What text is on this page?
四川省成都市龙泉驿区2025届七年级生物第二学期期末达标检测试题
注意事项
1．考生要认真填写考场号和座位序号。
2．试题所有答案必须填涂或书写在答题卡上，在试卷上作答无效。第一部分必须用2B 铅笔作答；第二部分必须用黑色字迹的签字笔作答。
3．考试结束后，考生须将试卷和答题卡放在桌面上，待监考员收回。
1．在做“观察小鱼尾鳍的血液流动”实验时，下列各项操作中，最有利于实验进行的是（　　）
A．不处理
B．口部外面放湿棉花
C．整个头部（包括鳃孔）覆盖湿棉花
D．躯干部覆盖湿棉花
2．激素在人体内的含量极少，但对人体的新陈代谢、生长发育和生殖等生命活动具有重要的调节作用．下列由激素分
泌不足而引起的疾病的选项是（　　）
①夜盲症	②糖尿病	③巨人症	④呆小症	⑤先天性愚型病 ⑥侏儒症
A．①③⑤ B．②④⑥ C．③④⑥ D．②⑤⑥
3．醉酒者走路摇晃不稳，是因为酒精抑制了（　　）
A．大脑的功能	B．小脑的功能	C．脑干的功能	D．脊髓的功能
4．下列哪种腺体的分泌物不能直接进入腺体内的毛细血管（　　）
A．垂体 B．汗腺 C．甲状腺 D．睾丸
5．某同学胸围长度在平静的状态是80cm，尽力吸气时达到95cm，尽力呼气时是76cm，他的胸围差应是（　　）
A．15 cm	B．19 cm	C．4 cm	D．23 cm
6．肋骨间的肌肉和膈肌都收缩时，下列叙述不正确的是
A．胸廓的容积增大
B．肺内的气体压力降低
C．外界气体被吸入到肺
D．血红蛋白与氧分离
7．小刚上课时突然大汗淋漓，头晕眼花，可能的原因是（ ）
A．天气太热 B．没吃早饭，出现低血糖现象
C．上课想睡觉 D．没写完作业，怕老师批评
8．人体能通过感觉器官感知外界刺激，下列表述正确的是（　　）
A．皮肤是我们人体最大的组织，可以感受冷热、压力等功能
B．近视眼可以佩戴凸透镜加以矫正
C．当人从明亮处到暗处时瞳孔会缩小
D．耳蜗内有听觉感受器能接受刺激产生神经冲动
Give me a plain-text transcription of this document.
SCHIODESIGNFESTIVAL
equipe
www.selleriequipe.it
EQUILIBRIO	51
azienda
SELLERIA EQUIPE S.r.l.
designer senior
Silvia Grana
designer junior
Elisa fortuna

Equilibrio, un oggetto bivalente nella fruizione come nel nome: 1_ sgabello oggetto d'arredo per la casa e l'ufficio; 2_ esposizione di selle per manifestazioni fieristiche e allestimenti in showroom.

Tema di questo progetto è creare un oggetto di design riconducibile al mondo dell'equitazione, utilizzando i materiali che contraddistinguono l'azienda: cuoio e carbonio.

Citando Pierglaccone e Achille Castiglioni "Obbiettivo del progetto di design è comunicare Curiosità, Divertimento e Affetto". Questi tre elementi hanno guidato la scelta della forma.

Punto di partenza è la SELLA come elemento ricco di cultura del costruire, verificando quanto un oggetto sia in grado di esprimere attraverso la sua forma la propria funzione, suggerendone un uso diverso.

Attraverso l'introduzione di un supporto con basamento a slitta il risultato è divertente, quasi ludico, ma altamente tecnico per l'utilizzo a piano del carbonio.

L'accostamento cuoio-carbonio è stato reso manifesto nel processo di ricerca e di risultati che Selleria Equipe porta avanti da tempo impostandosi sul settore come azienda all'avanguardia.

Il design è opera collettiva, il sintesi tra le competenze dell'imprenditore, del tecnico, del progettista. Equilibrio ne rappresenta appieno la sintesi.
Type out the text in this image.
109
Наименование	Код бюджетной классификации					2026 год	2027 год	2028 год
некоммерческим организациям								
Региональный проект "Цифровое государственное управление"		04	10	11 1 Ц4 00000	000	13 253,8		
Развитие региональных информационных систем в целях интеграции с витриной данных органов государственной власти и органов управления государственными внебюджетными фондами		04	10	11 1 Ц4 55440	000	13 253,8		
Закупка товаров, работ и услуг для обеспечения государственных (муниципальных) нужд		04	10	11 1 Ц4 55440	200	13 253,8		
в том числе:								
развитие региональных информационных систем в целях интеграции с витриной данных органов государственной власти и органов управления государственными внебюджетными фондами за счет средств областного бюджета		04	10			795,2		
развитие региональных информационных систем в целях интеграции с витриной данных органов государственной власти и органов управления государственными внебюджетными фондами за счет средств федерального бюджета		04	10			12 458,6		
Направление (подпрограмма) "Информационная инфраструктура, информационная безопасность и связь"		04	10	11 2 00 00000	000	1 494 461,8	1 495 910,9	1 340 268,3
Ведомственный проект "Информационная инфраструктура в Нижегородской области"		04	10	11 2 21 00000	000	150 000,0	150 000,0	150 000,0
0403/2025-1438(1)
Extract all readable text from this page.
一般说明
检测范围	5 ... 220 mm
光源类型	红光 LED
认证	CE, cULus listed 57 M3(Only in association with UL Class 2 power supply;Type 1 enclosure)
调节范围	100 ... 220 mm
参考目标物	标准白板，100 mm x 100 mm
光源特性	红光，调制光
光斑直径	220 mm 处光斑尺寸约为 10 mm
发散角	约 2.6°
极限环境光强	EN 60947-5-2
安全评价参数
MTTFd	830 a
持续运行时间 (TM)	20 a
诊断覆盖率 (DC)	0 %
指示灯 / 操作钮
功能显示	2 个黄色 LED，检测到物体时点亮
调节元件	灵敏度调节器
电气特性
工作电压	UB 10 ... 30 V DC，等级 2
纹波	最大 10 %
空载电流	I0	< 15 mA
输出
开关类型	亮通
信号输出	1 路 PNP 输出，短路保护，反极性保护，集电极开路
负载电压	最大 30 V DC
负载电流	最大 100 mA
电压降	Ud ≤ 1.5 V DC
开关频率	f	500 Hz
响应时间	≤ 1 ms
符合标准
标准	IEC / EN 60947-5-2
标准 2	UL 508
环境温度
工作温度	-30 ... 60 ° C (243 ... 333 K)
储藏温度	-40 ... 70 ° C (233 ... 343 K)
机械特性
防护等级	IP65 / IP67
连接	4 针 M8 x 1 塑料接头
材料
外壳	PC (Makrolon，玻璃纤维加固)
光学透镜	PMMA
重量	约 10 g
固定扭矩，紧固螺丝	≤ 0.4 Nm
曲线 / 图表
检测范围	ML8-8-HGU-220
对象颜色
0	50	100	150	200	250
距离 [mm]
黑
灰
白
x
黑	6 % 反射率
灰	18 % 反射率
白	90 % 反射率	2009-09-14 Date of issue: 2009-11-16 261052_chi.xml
----
Work required:
Look over the listing. Pull out every line with the string "проект" in it.

Expected answer:
Региональный проект "Цифровое государственное управление"		04	10	11 1 Ц4 00000	000	13 253,8		
Ведомственный проект "Информационная инфраструктура в Нижегородской области"		04	10	11 2 21 00000	000	150 000,0	150 000,0	150 000,0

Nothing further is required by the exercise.